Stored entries
********************

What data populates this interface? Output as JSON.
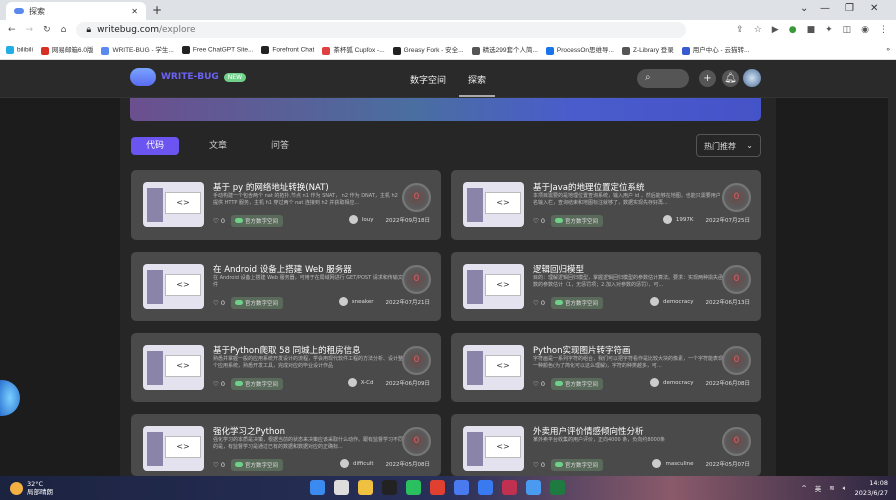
{
  "browser": {
    "tab_title": "探索",
    "url_host": "writebug.com",
    "url_path": "/explore",
    "bookmarks": [
      "bilibili",
      "网易邮箱6.0版",
      "WRITE-BUG - 学生...",
      "Free ChatGPT Site...",
      "Forefront Chat",
      "茶杯狐 Cupfox -...",
      "Greasy Fork - 安全...",
      "精选299套个人简...",
      "ProcessOn思维导...",
      "Z-Library 登录",
      "用户中心 - 云猫转..."
    ],
    "bookmark_colors": [
      "#23ade5",
      "#d93025",
      "#5a8af0",
      "#222222",
      "#222222",
      "#e04040",
      "#222222",
      "#555555",
      "#1a73e8",
      "#555555",
      "#3a5ad0"
    ]
  },
  "site": {
    "logo": "WRITE-BUG",
    "new_badge": "NEW",
    "nav": [
      "数字空间",
      "探索"
    ],
    "filter_tabs": [
      "代码",
      "文章",
      "问答"
    ],
    "sort": "热门推荐",
    "accent": "#6b55f0"
  },
  "cards": [
    {
      "title": "基于 py 的网络地址转换(NAT)",
      "desc": "手动构建一个包含两个 nat 的拓扑,节点 n1 作为 SNAT， n2 作为 DNAT，主机 h2 提供 HTTP 服务，主机 h1 穿过两个 nat 连接到 h2 并获取相应...",
      "likes": "0",
      "badge": "官方数字空间",
      "author": "louy",
      "date": "2022年09月18日",
      "score": "0"
    },
    {
      "title": "基于Java的地理位置定位系统",
      "desc": "本项目需要的是地理位置查询系统，输入用户 id ，然后能够在地图，也能只需要用户名输入栏，查询结束和地图标注就够了，数据实现先存好再...",
      "likes": "0",
      "badge": "官方数字空间",
      "author": "1997K",
      "date": "2022年07月25日",
      "score": "0"
    },
    {
      "title": "在 Android 设备上搭建 Web 服务器",
      "desc": "在 Android 设备上搭建 Web 服务器，可用于在局域网进行 GET/POST 请求和传输文件",
      "likes": "0",
      "badge": "官方数字空间",
      "author": "sneaker",
      "date": "2022年07月21日",
      "score": "0"
    },
    {
      "title": "逻辑回归模型",
      "desc": "目的：理解逻辑回归模型，掌握逻辑回归模型的参数估计算法。要求：实现两种损失函数的参数估计（1，无惩罚项；2.加入对参数的惩罚），可...",
      "likes": "0",
      "badge": "官方数字空间",
      "author": "democracy",
      "date": "2022年06月13日",
      "score": "0"
    },
    {
      "title": "基于Python爬取 58 同城上的租房信息",
      "desc": "熟悉并掌握一般的应用系统开发设计的流程，学会用现代软件工程的方法分析、设计整个应用系统，熟悉开发工具，完成对应的毕业设计作品",
      "likes": "0",
      "badge": "官方数字空间",
      "author": "X-Cd",
      "date": "2022年06月09日",
      "score": "0"
    },
    {
      "title": "Python实现图片转字符画",
      "desc": "字符画是一系列字符的组合，我们可以把字符看作是比较大块的像素，一个字符能表现一种颜色(为了简化可以这么理解)，字符的种类越多，可...",
      "likes": "0",
      "badge": "官方数字空间",
      "author": "democracy",
      "date": "2022年06月08日",
      "score": "0"
    },
    {
      "title": "强化学习之Python",
      "desc": "强化学习的本质是决策，根据当前的状态来决策应该采取什么动作。跟有监督学习不同的是，有监督学习是通过已有的数据和数据对应的正确标...",
      "likes": "0",
      "badge": "官方数字空间",
      "author": "difficult",
      "date": "2022年05月08日",
      "score": "0"
    },
    {
      "title": "外卖用户评价情感倾向性分析",
      "desc": "某外卖平台收集的用户评价，正向4000 条，负向约8000条",
      "likes": "0",
      "badge": "官方数字空间",
      "author": "masculine",
      "date": "2022年05月07日",
      "score": "0"
    }
  ],
  "taskbar": {
    "temp": "32°C",
    "weather": "局部晴朗",
    "ime": "英",
    "time": "14:08",
    "date": "2023/6/27",
    "app_colors": [
      "#3a8af0",
      "#dddddd",
      "#f0c040",
      "#222222",
      "#2ac060",
      "#e04030",
      "#4a7af0",
      "#3a7af0",
      "#c03050",
      "#4a9af0",
      "#1e7a40"
    ]
  }
}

********************

_TASK PROMPT_:
Sift through the entries and copy every line with "设备上搭建".

_RESPONSE TO THIS TASK_:
      "title": "在 Android 设备上搭建 Web 服务器",
      "desc": "在 Android 设备上搭建 Web 服务器，可用于在局域网进行 GET/POST 请求和传输文件",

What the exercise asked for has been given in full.